* **GIVEN TASK**: Look for "without" in each line of the entries, and return the matching lines.

* **RECORDS SHOWN**:
------

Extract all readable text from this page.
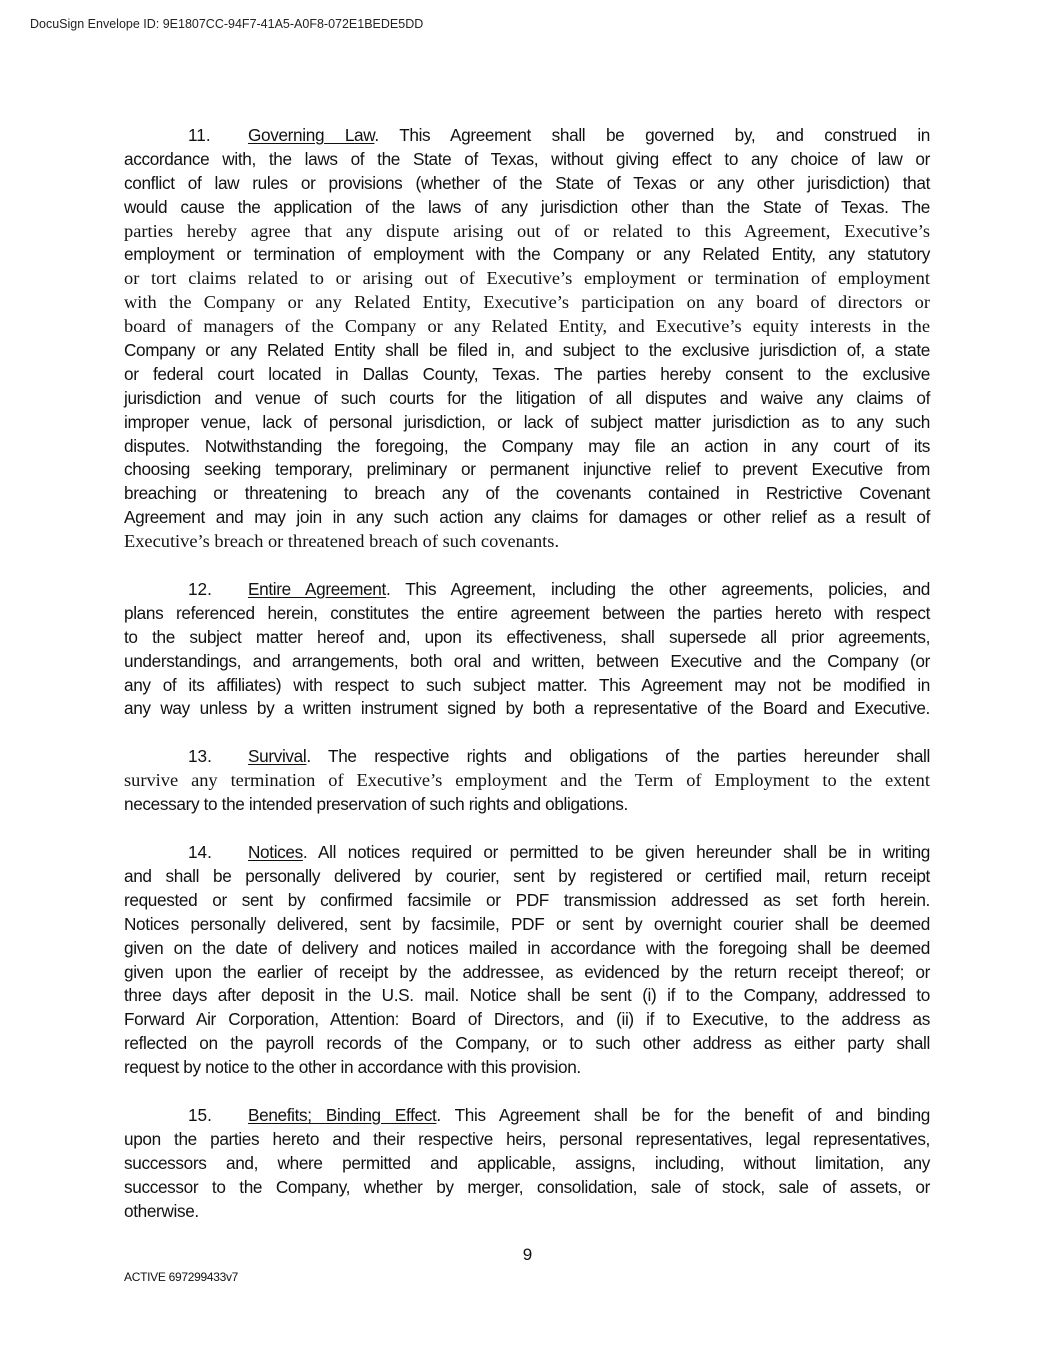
DocuSign Envelope ID: 9E1807CC-94F7-41A5-A0F8-072E1BEDE5DD
11. Governing Law. This Agreement shall be governed by, and construed in
accordance with, the laws of the State of Texas, without giving effect to any choice of law or
conflict of law rules or provisions (whether of the State of Texas or any other jurisdiction) that
would cause the application of the laws of any jurisdiction other than the State of Texas. The
parties hereby agree that any dispute arising out of or related to this Agreement, Executive’s
employment or termination of employment with the Company or any Related Entity, any statutory
or tort claims related to or arising out of Executive’s employment or termination of employment
with the Company or any Related Entity, Executive’s participation on any board of directors or
board of managers of the Company or any Related Entity, and Executive’s equity interests in the
Company or any Related Entity shall be filed in, and subject to the exclusive jurisdiction of, a state
or federal court located in Dallas County, Texas. The parties hereby consent to the exclusive
jurisdiction and venue of such courts for the litigation of all disputes and waive any claims of
improper venue, lack of personal jurisdiction, or lack of subject matter jurisdiction as to any such
disputes. Notwithstanding the foregoing, the Company may file an action in any court of its
choosing seeking temporary, preliminary or permanent injunctive relief to prevent Executive from
breaching or threatening to breach any of the covenants contained in Restrictive Covenant
Agreement and may join in any such action any claims for damages or other relief as a result of
Executive’s breach or threatened breach of such covenants.
12. Entire Agreement. This Agreement, including the other agreements, policies, and
plans referenced herein, constitutes the entire agreement between the parties hereto with respect
to the subject matter hereof and, upon its effectiveness, shall supersede all prior agreements,
understandings, and arrangements, both oral and written, between Executive and the Company (or
any of its affiliates) with respect to such subject matter. This Agreement may not be modified in
any way unless by a written instrument signed by both a representative of the Board and Executive.
13. Survival. The respective rights and obligations of the parties hereunder shall
survive any termination of Executive’s employment and the Term of Employment to the extent
necessary to the intended preservation of such rights and obligations.
14. Notices. All notices required or permitted to be given hereunder shall be in writing
and shall be personally delivered by courier, sent by registered or certified mail, return receipt
requested or sent by confirmed facsimile or PDF transmission addressed as set forth herein.
Notices personally delivered, sent by facsimile, PDF or sent by overnight courier shall be deemed
given on the date of delivery and notices mailed in accordance with the foregoing shall be deemed
given upon the earlier of receipt by the addressee, as evidenced by the return receipt thereof; or
three days after deposit in the U.S. mail. Notice shall be sent (i) if to the Company, addressed to
Forward Air Corporation, Attention: Board of Directors, and (ii) if to Executive, to the address as
reflected on the payroll records of the Company, or to such other address as either party shall
request by notice to the other in accordance with this provision.
15. Benefits; Binding Effect. This Agreement shall be for the benefit of and binding
upon the parties hereto and their respective heirs, personal representatives, legal representatives,
successors and, where permitted and applicable, assigns, including, without limitation, any
successor to the Company, whether by merger, consolidation, sale of stock, sale of assets, or
otherwise.
9
ACTIVE 697299433v7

------

* **TASK SOLUTION**:
accordance with, the laws of the State of Texas, without giving effect to any choice of law or
successors and, where permitted and applicable, assigns, including, without limitation, any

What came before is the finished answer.